DATA EXCERPTS ::
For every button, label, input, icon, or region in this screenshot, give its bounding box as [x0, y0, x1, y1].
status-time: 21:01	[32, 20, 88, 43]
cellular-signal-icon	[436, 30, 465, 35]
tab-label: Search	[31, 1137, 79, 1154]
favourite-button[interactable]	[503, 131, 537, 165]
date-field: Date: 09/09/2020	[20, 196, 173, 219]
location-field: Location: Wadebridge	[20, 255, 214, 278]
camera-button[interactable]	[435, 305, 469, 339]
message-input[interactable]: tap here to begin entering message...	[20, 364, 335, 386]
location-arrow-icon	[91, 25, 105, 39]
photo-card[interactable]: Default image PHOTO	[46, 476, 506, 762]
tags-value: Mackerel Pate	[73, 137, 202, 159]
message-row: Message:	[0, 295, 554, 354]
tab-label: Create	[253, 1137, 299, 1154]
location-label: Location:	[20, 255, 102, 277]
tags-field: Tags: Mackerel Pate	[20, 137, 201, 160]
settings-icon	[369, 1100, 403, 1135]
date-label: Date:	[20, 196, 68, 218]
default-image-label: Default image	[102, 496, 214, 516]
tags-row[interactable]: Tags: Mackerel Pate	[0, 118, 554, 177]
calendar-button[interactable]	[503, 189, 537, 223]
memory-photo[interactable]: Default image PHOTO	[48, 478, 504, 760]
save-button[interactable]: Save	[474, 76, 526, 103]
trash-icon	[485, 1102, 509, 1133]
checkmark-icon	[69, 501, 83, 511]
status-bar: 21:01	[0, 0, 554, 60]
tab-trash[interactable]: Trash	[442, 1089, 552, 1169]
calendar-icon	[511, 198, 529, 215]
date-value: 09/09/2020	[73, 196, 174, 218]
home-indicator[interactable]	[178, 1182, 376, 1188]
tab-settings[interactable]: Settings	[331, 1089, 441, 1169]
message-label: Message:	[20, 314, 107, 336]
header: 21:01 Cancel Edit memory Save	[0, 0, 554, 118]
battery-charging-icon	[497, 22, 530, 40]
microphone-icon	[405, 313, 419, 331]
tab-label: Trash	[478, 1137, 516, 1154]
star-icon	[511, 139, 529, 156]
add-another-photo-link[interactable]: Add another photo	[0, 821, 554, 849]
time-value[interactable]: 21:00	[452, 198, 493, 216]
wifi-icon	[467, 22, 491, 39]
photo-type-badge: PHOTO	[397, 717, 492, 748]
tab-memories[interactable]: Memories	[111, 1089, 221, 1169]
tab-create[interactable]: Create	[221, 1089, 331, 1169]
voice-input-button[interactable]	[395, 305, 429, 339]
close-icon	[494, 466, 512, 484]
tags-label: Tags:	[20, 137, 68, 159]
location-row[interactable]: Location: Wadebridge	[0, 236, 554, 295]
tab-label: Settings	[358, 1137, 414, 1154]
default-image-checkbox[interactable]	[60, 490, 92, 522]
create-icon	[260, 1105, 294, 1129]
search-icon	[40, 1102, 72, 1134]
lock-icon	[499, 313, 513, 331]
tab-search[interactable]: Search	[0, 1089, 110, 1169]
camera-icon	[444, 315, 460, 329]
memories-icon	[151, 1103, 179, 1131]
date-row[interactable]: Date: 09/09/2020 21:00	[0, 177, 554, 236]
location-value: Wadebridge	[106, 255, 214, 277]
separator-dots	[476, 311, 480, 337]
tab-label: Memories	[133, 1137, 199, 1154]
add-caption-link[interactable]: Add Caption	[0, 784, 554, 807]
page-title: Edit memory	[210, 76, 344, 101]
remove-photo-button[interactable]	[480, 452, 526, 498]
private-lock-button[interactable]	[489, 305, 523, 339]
---
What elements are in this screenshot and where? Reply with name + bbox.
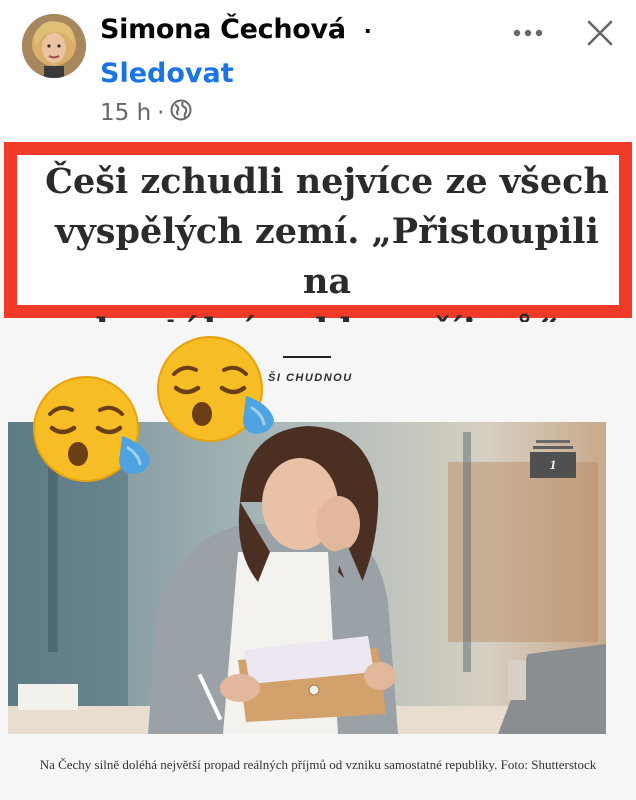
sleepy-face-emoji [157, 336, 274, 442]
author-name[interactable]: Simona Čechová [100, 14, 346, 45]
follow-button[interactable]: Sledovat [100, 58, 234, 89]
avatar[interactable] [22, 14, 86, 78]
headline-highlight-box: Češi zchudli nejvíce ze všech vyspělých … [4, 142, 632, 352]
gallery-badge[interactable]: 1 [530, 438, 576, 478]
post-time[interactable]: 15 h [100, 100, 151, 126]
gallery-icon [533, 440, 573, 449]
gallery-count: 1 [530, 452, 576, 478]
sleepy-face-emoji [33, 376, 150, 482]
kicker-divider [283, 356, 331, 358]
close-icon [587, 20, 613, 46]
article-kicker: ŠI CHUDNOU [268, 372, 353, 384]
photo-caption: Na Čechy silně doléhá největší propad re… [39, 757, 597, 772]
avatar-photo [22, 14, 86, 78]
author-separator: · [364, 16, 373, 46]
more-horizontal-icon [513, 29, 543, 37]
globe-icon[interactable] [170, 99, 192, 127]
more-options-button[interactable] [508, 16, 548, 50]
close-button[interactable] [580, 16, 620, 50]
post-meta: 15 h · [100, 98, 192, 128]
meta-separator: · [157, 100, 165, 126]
...
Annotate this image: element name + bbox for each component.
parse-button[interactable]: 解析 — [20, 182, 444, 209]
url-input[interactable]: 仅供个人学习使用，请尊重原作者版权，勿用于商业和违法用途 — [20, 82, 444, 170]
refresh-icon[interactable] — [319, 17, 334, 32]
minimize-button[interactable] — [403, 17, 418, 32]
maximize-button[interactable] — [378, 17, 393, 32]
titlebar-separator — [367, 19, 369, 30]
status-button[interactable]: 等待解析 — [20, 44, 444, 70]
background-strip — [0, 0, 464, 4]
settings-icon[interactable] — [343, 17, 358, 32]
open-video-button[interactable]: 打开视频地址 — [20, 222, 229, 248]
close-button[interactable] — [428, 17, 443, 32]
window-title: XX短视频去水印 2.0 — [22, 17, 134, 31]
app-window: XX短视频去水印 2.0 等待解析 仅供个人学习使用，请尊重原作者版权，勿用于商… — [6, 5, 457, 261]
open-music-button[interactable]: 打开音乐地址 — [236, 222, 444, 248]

WHAT TO WORK ON ::
Retype the lines from the one containing "Annotate this image: element" through the one containing "open-music-button[interactable]: 打开音乐地址 —", inclusive, without changing anything.

CORRECT RESPONSE ::
Annotate this image: element name + bbox for each component.
parse-button[interactable]: 解析 — [20, 182, 444, 209]
url-input[interactable]: 仅供个人学习使用，请尊重原作者版权，勿用于商业和违法用途 — [20, 82, 444, 170]
refresh-icon[interactable] — [319, 17, 334, 32]
minimize-button[interactable] — [403, 17, 418, 32]
maximize-button[interactable] — [378, 17, 393, 32]
titlebar-separator — [367, 19, 369, 30]
status-button[interactable]: 等待解析 — [20, 44, 444, 70]
background-strip — [0, 0, 464, 4]
settings-icon[interactable] — [343, 17, 358, 32]
open-video-button[interactable]: 打开视频地址 — [20, 222, 229, 248]
close-button[interactable] — [428, 17, 443, 32]
window-title: XX短视频去水印 2.0 — [22, 17, 134, 31]
app-window: XX短视频去水印 2.0 等待解析 仅供个人学习使用，请尊重原作者版权，勿用于商… — [6, 5, 457, 261]
open-music-button[interactable]: 打开音乐地址 — [236, 222, 444, 248]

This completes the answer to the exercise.